SET EXERCISE:
Give the listing again in full, exactly as written.

GIVEN INFORMATION:
***
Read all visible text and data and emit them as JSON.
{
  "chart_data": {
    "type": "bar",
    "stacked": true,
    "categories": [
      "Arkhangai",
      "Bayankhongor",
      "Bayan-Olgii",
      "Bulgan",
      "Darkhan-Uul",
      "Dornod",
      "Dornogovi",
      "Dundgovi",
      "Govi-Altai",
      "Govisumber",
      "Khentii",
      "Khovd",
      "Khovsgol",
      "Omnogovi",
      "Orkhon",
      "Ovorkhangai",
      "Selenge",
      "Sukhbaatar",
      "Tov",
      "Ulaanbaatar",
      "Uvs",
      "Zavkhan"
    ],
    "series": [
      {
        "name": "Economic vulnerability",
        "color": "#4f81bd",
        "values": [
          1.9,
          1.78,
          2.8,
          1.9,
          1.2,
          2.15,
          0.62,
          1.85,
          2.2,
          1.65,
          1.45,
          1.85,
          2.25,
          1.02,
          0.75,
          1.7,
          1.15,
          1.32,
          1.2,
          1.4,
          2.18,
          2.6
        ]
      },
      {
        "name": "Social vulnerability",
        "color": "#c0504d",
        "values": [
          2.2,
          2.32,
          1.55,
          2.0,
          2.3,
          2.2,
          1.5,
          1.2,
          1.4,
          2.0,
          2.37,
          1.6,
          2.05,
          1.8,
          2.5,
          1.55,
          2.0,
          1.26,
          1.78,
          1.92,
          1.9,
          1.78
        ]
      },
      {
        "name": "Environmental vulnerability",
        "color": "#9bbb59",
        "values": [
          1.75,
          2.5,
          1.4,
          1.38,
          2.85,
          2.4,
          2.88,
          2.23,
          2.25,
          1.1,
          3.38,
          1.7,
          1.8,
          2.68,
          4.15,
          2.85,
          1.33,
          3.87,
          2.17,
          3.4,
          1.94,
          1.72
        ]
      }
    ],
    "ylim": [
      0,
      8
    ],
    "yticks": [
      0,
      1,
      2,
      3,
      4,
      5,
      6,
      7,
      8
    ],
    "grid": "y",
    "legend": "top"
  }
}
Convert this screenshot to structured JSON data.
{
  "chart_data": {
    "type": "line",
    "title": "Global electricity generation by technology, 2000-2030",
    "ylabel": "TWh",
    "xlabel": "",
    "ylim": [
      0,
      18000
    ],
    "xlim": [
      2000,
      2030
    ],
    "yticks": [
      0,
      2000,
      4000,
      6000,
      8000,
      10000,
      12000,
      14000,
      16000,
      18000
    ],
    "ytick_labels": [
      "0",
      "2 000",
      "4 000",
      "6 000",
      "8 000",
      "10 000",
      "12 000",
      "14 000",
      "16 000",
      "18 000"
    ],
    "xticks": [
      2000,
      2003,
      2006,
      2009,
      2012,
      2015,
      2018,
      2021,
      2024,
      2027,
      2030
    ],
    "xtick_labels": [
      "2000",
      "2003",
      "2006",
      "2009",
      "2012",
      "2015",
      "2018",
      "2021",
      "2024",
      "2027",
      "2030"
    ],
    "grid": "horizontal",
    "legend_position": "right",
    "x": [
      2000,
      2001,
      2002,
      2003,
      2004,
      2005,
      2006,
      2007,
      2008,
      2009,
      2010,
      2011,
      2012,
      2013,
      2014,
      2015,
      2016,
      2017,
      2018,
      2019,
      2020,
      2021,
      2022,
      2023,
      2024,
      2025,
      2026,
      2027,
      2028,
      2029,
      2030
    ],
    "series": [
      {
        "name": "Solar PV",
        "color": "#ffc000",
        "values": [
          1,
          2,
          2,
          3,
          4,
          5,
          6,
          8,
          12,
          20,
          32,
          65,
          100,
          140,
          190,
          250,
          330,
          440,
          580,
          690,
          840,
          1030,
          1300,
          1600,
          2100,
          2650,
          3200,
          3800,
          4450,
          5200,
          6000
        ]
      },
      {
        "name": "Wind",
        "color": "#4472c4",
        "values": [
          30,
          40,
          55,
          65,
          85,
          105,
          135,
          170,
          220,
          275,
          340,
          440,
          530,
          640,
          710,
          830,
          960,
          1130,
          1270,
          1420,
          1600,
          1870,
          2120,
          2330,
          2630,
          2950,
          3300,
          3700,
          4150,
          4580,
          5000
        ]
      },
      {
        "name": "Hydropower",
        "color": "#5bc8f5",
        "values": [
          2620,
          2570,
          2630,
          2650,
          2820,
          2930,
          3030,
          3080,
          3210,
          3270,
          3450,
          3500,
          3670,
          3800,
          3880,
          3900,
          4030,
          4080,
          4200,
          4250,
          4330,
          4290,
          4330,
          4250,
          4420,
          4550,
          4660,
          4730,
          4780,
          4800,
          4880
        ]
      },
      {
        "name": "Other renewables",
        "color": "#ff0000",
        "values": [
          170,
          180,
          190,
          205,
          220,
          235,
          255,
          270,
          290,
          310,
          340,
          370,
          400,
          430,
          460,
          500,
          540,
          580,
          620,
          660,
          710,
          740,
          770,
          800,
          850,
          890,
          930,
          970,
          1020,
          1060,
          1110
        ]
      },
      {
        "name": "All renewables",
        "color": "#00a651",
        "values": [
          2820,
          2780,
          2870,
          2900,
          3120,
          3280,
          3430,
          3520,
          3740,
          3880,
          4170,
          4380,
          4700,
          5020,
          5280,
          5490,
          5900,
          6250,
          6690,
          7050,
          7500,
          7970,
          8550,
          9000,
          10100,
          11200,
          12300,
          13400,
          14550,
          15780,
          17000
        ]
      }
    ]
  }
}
***
FINAL RESULT:
Read all visible text and data and emit them as JSON.
{
  "chart_data": {
    "type": "bar",
    "stacked": true,
    "categories": [
      "Arkhangai",
      "Bayankhongor",
      "Bayan-Olgii",
      "Bulgan",
      "Darkhan-Uul",
      "Dornod",
      "Dornogovi",
      "Dundgovi",
      "Govi-Altai",
      "Govisumber",
      "Khentii",
      "Khovd",
      "Khovsgol",
      "Omnogovi",
      "Orkhon",
      "Ovorkhangai",
      "Selenge",
      "Sukhbaatar",
      "Tov",
      "Ulaanbaatar",
      "Uvs",
      "Zavkhan"
    ],
    "series": [
      {
        "name": "Economic vulnerability",
        "color": "#4f81bd",
        "values": [
          1.9,
          1.78,
          2.8,
          1.9,
          1.2,
          2.15,
          0.62,
          1.85,
          2.2,
          1.65,
          1.45,
          1.85,
          2.25,
          1.02,
          0.75,
          1.7,
          1.15,
          1.32,
          1.2,
          1.4,
          2.18,
          2.6
        ]
      },
      {
        "name": "Social vulnerability",
        "color": "#c0504d",
        "values": [
          2.2,
          2.32,
          1.55,
          2.0,
          2.3,
          2.2,
          1.5,
          1.2,
          1.4,
          2.0,
          2.37,
          1.6,
          2.05,
          1.8,
          2.5,
          1.55,
          2.0,
          1.26,
          1.78,
          1.92,
          1.9,
          1.78
        ]
      },
      {
        "name": "Environmental vulnerability",
        "color": "#9bbb59",
        "values": [
          1.75,
          2.5,
          1.4,
          1.38,
          2.85,
          2.4,
          2.88,
          2.23,
          2.25,
          1.1,
          3.38,
          1.7,
          1.8,
          2.68,
          4.15,
          2.85,
          1.33,
          3.87,
          2.17,
          3.4,
          1.94,
          1.72
        ]
      }
    ],
    "ylim": [
      0,
      8
    ],
    "yticks": [
      0,
      1,
      2,
      3,
      4,
      5,
      6,
      7,
      8
    ],
    "grid": "y",
    "legend": "top"
  }
}
Convert this screenshot to structured JSON data.
{
  "chart_data": {
    "type": "line",
    "title": "Global electricity generation by technology, 2000-2030",
    "ylabel": "TWh",
    "xlabel": "",
    "ylim": [
      0,
      18000
    ],
    "xlim": [
      2000,
      2030
    ],
    "yticks": [
      0,
      2000,
      4000,
      6000,
      8000,
      10000,
      12000,
      14000,
      16000,
      18000
    ],
    "ytick_labels": [
      "0",
      "2 000",
      "4 000",
      "6 000",
      "8 000",
      "10 000",
      "12 000",
      "14 000",
      "16 000",
      "18 000"
    ],
    "xticks": [
      2000,
      2003,
      2006,
      2009,
      2012,
      2015,
      2018,
      2021,
      2024,
      2027,
      2030
    ],
    "xtick_labels": [
      "2000",
      "2003",
      "2006",
      "2009",
      "2012",
      "2015",
      "2018",
      "2021",
      "2024",
      "2027",
      "2030"
    ],
    "grid": "horizontal",
    "legend_position": "right",
    "x": [
      2000,
      2001,
      2002,
      2003,
      2004,
      2005,
      2006,
      2007,
      2008,
      2009,
      2010,
      2011,
      2012,
      2013,
      2014,
      2015,
      2016,
      2017,
      2018,
      2019,
      2020,
      2021,
      2022,
      2023,
      2024,
      2025,
      2026,
      2027,
      2028,
      2029,
      2030
    ],
    "series": [
      {
        "name": "Solar PV",
        "color": "#ffc000",
        "values": [
          1,
          2,
          2,
          3,
          4,
          5,
          6,
          8,
          12,
          20,
          32,
          65,
          100,
          140,
          190,
          250,
          330,
          440,
          580,
          690,
          840,
          1030,
          1300,
          1600,
          2100,
          2650,
          3200,
          3800,
          4450,
          5200,
          6000
        ]
      },
      {
        "name": "Wind",
        "color": "#4472c4",
        "values": [
          30,
          40,
          55,
          65,
          85,
          105,
          135,
          170,
          220,
          275,
          340,
          440,
          530,
          640,
          710,
          830,
          960,
          1130,
          1270,
          1420,
          1600,
          1870,
          2120,
          2330,
          2630,
          2950,
          3300,
          3700,
          4150,
          4580,
          5000
        ]
      },
      {
        "name": "Hydropower",
        "color": "#5bc8f5",
        "values": [
          2620,
          2570,
          2630,
          2650,
          2820,
          2930,
          3030,
          3080,
          3210,
          3270,
          3450,
          3500,
          3670,
          3800,
          3880,
          3900,
          4030,
          4080,
          4200,
          4250,
          4330,
          4290,
          4330,
          4250,
          4420,
          4550,
          4660,
          4730,
          4780,
          4800,
          4880
        ]
      },
      {
        "name": "Other renewables",
        "color": "#ff0000",
        "values": [
          170,
          180,
          190,
          205,
          220,
          235,
          255,
          270,
          290,
          310,
          340,
          370,
          400,
          430,
          460,
          500,
          540,
          580,
          620,
          660,
          710,
          740,
          770,
          800,
          850,
          890,
          930,
          970,
          1020,
          1060,
          1110
        ]
      },
      {
        "name": "All renewables",
        "color": "#00a651",
        "values": [
          2820,
          2780,
          2870,
          2900,
          3120,
          3280,
          3430,
          3520,
          3740,
          3880,
          4170,
          4380,
          4700,
          5020,
          5280,
          5490,
          5900,
          6250,
          6690,
          7050,
          7500,
          7970,
          8550,
          9000,
          10100,
          11200,
          12300,
          13400,
          14550,
          15780,
          17000
        ]
      }
    ]
  }
}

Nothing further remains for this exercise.